EXERCISE REQUIREMENTS:
Extract the complete listing and repeat it word for word.

SUPPLIED RECORDS:
- - -

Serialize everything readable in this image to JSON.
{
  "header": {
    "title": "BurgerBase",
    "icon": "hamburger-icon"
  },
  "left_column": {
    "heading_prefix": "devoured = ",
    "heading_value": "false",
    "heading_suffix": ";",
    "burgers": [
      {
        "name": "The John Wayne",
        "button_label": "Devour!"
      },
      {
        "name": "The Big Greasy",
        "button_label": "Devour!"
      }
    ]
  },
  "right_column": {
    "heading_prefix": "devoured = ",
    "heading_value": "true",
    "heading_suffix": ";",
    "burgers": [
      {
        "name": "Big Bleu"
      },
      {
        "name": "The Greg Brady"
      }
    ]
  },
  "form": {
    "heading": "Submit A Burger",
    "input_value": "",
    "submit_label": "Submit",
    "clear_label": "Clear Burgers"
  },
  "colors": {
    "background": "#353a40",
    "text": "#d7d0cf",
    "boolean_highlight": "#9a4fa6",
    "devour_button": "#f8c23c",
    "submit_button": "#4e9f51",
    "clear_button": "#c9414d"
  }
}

- - -

SOLUTION TO THE EXERCISE:
Serialize everything readable in this image to JSON.
{
  "header": {
    "title": "BurgerBase",
    "icon": "hamburger-icon"
  },
  "left_column": {
    "heading_prefix": "devoured = ",
    "heading_value": "false",
    "heading_suffix": ";",
    "burgers": [
      {
        "name": "The John Wayne",
        "button_label": "Devour!"
      },
      {
        "name": "The Big Greasy",
        "button_label": "Devour!"
      }
    ]
  },
  "right_column": {
    "heading_prefix": "devoured = ",
    "heading_value": "true",
    "heading_suffix": ";",
    "burgers": [
      {
        "name": "Big Bleu"
      },
      {
        "name": "The Greg Brady"
      }
    ]
  },
  "form": {
    "heading": "Submit A Burger",
    "input_value": "",
    "submit_label": "Submit",
    "clear_label": "Clear Burgers"
  },
  "colors": {
    "background": "#353a40",
    "text": "#d7d0cf",
    "boolean_highlight": "#9a4fa6",
    "devour_button": "#f8c23c",
    "submit_button": "#4e9f51",
    "clear_button": "#c9414d"
  }
}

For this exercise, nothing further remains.